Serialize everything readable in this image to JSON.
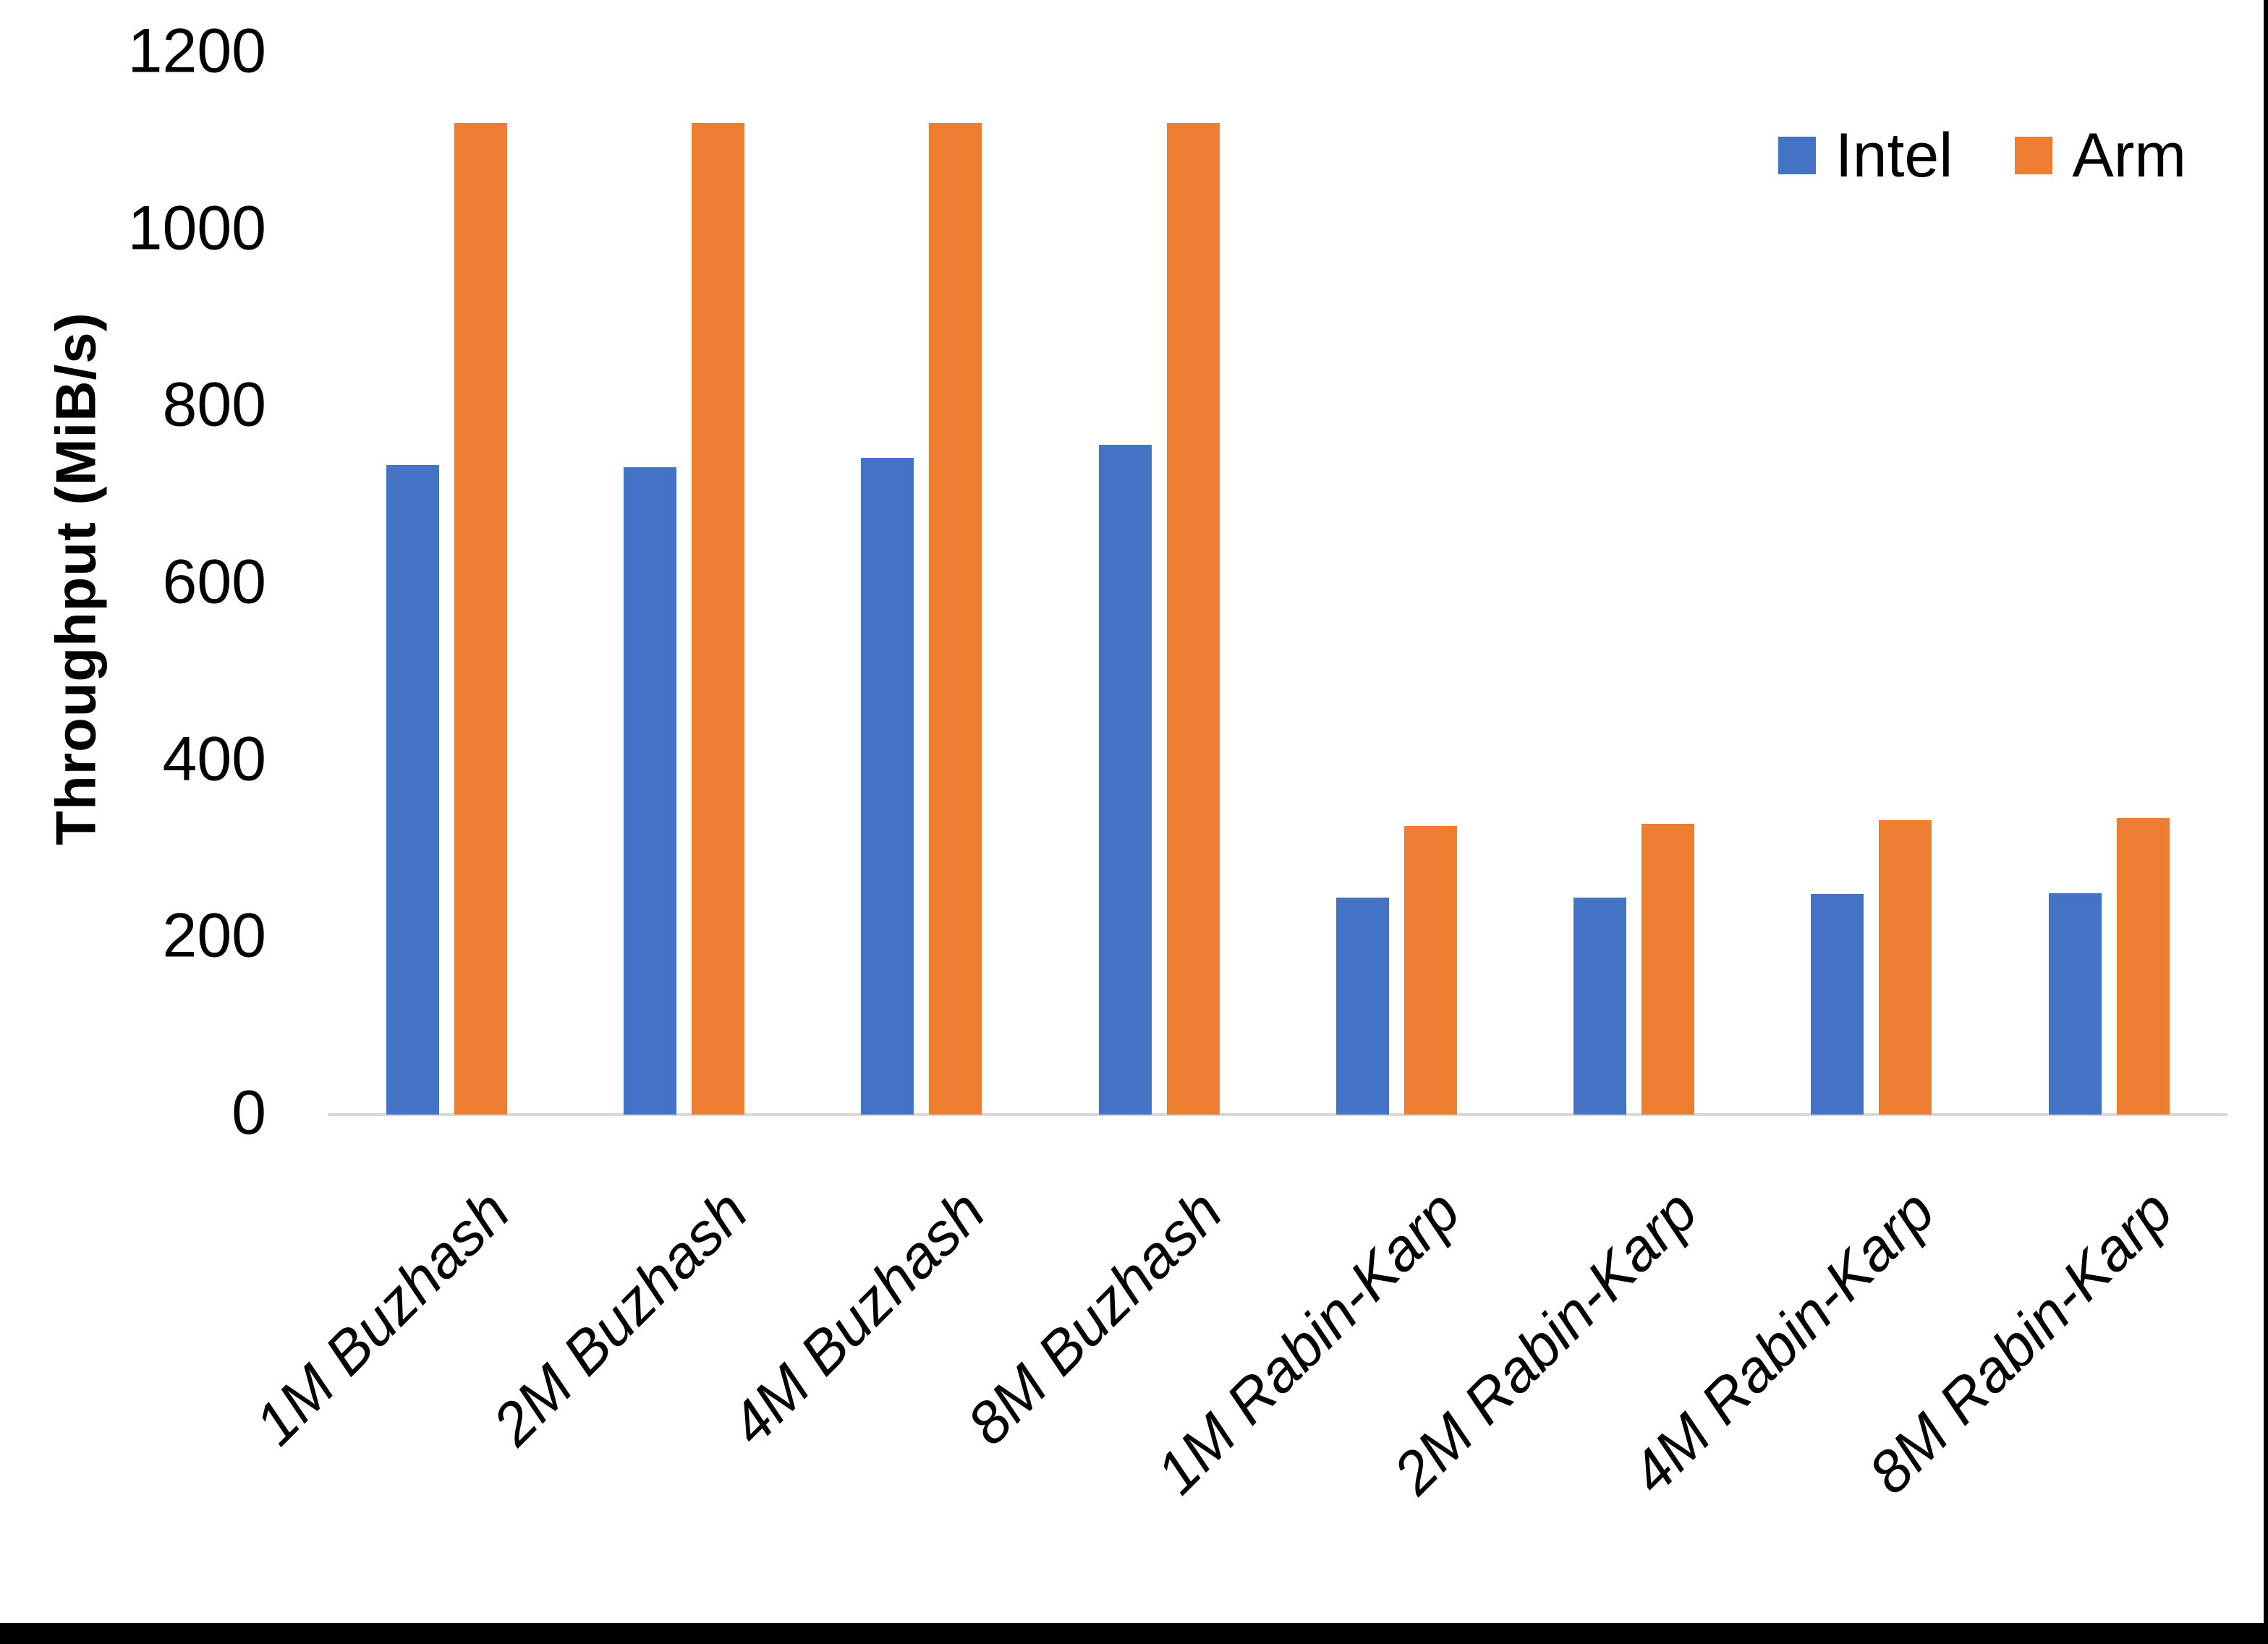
{
  "chart_data": {
    "type": "bar",
    "title": "",
    "ylabel": "Throughput (MiB/s)",
    "xlabel": "",
    "categories": [
      "1M Buzhash",
      "2M Buzhash",
      "4M Buzhash",
      "8M Buzhash",
      "1M Rabin-Karp",
      "2M Rabin-Karp",
      "4M Rabin-Karp",
      "8M Rabin-Karp"
    ],
    "series": [
      {
        "name": "Intel",
        "color": "#4472C4",
        "values": [
          734,
          732,
          742,
          757,
          245,
          245,
          249,
          250
        ]
      },
      {
        "name": "Arm",
        "color": "#ED7D31",
        "values": [
          1121,
          1121,
          1121,
          1121,
          326,
          329,
          333,
          335
        ]
      }
    ],
    "ylim": [
      0,
      1200
    ],
    "yticks": [
      0,
      200,
      400,
      600,
      800,
      1000,
      1200
    ],
    "grid": false,
    "legend_position": "top-right",
    "axis_line_color": "#d9d9d9",
    "text_color": "#000000"
  }
}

**Task brief**.
Tally up the lines in the records that contain the word "Buzhash" and give only the total.

**Result for this exercise**.
4